### Exercise objective
What is the number of lines containing the word "this"? Give that number alone.

START Input rows

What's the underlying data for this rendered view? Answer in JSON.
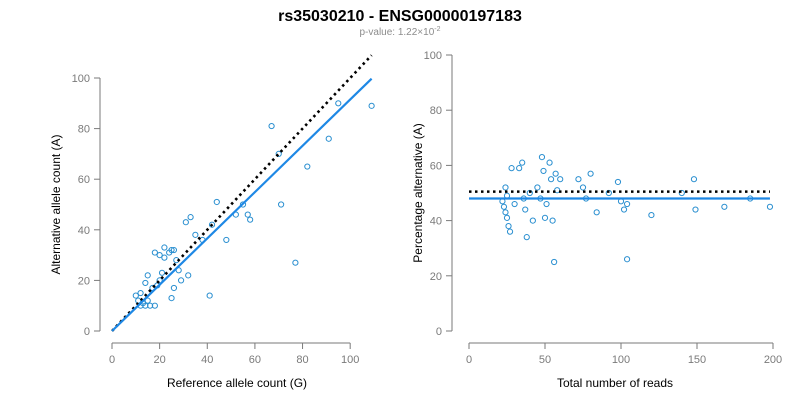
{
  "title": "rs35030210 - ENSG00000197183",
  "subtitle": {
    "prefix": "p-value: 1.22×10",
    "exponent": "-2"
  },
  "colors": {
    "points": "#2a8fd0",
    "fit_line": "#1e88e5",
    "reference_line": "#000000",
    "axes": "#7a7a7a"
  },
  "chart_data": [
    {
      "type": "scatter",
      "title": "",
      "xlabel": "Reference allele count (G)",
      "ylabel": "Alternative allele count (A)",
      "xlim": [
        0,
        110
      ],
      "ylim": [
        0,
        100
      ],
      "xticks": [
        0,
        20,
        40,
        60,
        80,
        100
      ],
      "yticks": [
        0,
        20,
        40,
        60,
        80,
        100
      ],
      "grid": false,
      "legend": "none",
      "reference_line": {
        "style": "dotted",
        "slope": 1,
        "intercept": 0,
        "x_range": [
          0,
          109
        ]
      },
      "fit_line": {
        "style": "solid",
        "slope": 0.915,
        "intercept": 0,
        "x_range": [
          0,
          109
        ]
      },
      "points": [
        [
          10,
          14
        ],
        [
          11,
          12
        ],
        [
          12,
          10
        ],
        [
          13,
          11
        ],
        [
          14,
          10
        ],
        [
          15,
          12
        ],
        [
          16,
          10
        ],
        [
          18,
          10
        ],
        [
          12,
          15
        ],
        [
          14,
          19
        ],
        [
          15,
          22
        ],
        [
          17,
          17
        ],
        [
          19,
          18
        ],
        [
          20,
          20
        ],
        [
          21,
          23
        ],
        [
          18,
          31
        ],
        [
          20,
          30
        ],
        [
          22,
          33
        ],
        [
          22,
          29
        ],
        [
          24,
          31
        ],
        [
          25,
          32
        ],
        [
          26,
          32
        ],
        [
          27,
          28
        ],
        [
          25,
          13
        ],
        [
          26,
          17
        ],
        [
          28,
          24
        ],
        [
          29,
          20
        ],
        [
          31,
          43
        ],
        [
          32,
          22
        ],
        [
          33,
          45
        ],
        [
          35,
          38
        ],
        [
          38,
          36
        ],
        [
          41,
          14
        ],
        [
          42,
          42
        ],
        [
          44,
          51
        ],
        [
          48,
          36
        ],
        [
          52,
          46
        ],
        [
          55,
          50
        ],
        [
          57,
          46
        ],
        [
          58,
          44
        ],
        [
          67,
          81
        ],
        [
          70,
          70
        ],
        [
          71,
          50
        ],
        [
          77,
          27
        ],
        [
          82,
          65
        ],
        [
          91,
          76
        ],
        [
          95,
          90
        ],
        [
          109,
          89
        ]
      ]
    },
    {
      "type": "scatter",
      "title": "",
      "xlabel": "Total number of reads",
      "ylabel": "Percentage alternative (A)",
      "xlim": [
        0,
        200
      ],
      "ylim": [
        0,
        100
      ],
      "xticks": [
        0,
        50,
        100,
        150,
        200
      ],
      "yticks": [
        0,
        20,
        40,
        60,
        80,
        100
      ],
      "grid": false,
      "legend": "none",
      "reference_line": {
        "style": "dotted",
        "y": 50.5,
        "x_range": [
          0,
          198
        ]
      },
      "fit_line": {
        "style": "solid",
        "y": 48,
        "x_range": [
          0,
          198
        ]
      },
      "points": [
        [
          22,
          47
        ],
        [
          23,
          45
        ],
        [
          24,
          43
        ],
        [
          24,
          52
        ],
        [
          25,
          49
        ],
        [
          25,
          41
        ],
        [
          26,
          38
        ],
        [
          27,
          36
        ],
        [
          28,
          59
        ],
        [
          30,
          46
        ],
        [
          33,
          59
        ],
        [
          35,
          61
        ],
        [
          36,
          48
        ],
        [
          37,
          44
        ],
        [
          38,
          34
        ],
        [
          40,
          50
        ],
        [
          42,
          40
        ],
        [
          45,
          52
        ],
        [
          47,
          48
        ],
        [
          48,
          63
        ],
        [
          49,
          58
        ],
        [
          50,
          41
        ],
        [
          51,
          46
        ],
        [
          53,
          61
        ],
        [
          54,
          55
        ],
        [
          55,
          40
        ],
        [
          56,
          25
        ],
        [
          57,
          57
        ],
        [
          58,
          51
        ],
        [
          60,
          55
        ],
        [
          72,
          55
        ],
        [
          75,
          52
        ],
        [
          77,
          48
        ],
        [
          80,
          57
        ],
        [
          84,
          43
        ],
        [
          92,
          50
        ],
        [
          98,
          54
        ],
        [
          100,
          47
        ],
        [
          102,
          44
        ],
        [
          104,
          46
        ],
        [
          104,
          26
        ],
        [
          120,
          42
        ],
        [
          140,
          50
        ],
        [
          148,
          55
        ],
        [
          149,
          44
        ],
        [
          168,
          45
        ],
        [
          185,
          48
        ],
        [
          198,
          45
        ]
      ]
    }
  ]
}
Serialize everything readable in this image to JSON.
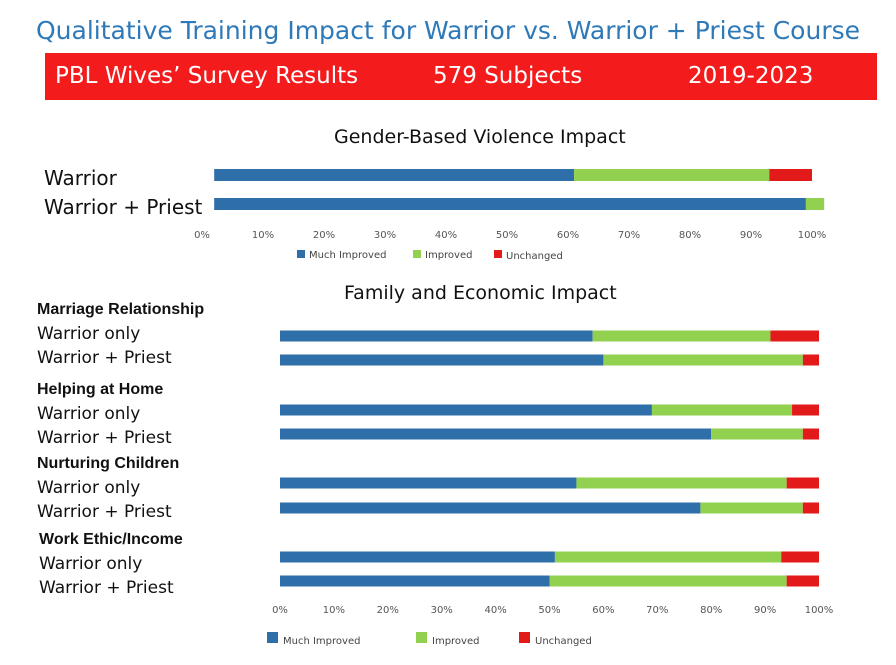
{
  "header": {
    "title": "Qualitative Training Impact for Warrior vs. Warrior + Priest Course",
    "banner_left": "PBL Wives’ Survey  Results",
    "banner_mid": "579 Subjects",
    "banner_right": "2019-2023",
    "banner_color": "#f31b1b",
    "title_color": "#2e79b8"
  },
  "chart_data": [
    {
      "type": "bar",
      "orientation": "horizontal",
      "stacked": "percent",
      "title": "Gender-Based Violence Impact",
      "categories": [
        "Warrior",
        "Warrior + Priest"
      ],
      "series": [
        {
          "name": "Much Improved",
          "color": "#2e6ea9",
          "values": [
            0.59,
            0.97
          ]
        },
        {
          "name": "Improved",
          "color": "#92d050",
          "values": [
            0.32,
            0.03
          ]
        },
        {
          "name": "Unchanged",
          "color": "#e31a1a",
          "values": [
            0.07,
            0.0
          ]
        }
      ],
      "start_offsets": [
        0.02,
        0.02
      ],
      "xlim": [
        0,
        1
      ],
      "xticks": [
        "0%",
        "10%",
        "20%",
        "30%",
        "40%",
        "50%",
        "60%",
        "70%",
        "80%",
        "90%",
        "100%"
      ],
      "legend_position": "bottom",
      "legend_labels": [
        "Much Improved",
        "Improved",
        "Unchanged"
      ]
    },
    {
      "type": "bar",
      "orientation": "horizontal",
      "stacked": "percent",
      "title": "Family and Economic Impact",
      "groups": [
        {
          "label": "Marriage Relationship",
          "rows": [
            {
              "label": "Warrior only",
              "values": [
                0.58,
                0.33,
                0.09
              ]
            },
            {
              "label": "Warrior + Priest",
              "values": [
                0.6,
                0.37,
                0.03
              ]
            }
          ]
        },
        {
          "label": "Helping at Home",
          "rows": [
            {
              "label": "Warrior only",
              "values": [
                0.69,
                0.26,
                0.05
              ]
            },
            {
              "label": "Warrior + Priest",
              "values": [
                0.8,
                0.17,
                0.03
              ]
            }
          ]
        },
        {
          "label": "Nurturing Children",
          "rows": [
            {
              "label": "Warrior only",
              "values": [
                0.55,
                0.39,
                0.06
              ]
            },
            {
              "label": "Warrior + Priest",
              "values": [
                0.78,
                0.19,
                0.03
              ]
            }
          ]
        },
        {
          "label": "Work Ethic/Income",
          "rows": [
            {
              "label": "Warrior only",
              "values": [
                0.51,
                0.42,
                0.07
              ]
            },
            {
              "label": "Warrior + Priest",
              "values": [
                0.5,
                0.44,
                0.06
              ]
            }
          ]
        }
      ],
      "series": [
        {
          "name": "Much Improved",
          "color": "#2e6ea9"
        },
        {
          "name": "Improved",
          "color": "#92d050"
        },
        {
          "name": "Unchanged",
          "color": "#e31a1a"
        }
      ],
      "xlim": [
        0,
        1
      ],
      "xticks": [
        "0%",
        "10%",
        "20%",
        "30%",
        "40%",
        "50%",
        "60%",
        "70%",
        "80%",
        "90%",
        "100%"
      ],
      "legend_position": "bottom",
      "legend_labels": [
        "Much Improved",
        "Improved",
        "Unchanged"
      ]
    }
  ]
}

END Input rows

### Result
2